Extracted information

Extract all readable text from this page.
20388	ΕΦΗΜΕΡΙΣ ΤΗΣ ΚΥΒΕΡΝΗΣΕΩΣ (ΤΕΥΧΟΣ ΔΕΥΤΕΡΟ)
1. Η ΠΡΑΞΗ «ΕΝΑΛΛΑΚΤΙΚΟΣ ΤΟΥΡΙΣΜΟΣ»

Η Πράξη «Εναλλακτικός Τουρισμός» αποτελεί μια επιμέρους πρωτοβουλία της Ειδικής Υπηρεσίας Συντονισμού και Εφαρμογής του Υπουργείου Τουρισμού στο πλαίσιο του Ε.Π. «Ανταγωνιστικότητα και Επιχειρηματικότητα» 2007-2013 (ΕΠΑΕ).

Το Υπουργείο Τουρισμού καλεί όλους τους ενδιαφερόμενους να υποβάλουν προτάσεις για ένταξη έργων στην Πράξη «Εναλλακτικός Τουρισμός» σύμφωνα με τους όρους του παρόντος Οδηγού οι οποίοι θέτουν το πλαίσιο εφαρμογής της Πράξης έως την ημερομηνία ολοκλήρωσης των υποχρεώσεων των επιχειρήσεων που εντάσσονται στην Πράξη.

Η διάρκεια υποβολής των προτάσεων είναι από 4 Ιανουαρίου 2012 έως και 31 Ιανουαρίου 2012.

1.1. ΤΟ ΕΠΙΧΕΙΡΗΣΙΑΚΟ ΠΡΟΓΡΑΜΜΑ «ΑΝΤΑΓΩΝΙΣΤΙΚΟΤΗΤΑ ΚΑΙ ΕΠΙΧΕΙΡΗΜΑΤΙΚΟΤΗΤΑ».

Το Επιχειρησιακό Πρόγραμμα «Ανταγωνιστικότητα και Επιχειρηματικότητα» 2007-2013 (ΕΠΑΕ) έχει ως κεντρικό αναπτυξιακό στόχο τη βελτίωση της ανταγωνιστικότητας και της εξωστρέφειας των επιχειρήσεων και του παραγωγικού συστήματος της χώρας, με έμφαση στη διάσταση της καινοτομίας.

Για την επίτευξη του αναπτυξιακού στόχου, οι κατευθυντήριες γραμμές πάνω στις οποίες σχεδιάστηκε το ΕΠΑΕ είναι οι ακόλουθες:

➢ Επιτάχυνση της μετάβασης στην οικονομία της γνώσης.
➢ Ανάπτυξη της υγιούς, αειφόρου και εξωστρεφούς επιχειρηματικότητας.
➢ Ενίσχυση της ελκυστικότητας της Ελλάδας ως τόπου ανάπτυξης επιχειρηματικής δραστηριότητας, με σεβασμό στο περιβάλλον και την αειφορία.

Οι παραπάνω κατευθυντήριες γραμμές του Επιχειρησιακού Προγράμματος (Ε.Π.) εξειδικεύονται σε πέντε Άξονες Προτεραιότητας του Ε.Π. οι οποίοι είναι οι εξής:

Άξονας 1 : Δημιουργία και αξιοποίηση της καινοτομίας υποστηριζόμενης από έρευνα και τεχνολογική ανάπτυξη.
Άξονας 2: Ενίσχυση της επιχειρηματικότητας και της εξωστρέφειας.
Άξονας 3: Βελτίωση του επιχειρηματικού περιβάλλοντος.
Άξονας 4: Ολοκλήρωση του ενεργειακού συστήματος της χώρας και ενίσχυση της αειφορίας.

Your objective
Each line of the material should be echoed exactly.

The answer
Extract all readable text from this page.
20388	ΕΦΗΜΕΡΙΣ ΤΗΣ ΚΥΒΕΡΝΗΣΕΩΣ (ΤΕΥΧΟΣ ΔΕΥΤΕΡΟ)
1. Η ΠΡΑΞΗ «ΕΝΑΛΛΑΚΤΙΚΟΣ ΤΟΥΡΙΣΜΟΣ»

Η Πράξη «Εναλλακτικός Τουρισμός» αποτελεί μια επιμέρους πρωτοβουλία της Ειδικής Υπηρεσίας Συντονισμού και Εφαρμογής του Υπουργείου Τουρισμού στο πλαίσιο του Ε.Π. «Ανταγωνιστικότητα και Επιχειρηματικότητα» 2007-2013 (ΕΠΑΕ).

Το Υπουργείο Τουρισμού καλεί όλους τους ενδιαφερόμενους να υποβάλουν προτάσεις για ένταξη έργων στην Πράξη «Εναλλακτικός Τουρισμός» σύμφωνα με τους όρους του παρόντος Οδηγού οι οποίοι θέτουν το πλαίσιο εφαρμογής της Πράξης έως την ημερομηνία ολοκλήρωσης των υποχρεώσεων των επιχειρήσεων που εντάσσονται στην Πράξη.

Η διάρκεια υποβολής των προτάσεων είναι από 4 Ιανουαρίου 2012 έως και 31 Ιανουαρίου 2012.

1.1. ΤΟ ΕΠΙΧΕΙΡΗΣΙΑΚΟ ΠΡΟΓΡΑΜΜΑ «ΑΝΤΑΓΩΝΙΣΤΙΚΟΤΗΤΑ ΚΑΙ ΕΠΙΧΕΙΡΗΜΑΤΙΚΟΤΗΤΑ».

Το Επιχειρησιακό Πρόγραμμα «Ανταγωνιστικότητα και Επιχειρηματικότητα» 2007-2013 (ΕΠΑΕ) έχει ως κεντρικό αναπτυξιακό στόχο τη βελτίωση της ανταγωνιστικότητας και της εξωστρέφειας των επιχειρήσεων και του παραγωγικού συστήματος της χώρας, με έμφαση στη διάσταση της καινοτομίας.

Για την επίτευξη του αναπτυξιακού στόχου, οι κατευθυντήριες γραμμές πάνω στις οποίες σχεδιάστηκε το ΕΠΑΕ είναι οι ακόλουθες:

➢ Επιτάχυνση της μετάβασης στην οικονομία της γνώσης.
➢ Ανάπτυξη της υγιούς, αειφόρου και εξωστρεφούς επιχειρηματικότητας.
➢ Ενίσχυση της ελκυστικότητας της Ελλάδας ως τόπου ανάπτυξης επιχειρηματικής δραστηριότητας, με σεβασμό στο περιβάλλον και την αειφορία.

Οι παραπάνω κατευθυντήριες γραμμές του Επιχειρησιακού Προγράμματος (Ε.Π.) εξειδικεύονται σε πέντε Άξονες Προτεραιότητας του Ε.Π. οι οποίοι είναι οι εξής:

Άξονας 1 : Δημιουργία και αξιοποίηση της καινοτομίας υποστηριζόμενης από έρευνα και τεχνολογική ανάπτυξη.
Άξονας 2: Ενίσχυση της επιχειρηματικότητας και της εξωστρέφειας.
Άξονας 3: Βελτίωση του επιχειρηματικού περιβάλλοντος.
Άξονας 4: Ολοκλήρωση του ενεργειακού συστήματος της χώρας και ενίσχυση της αειφορίας.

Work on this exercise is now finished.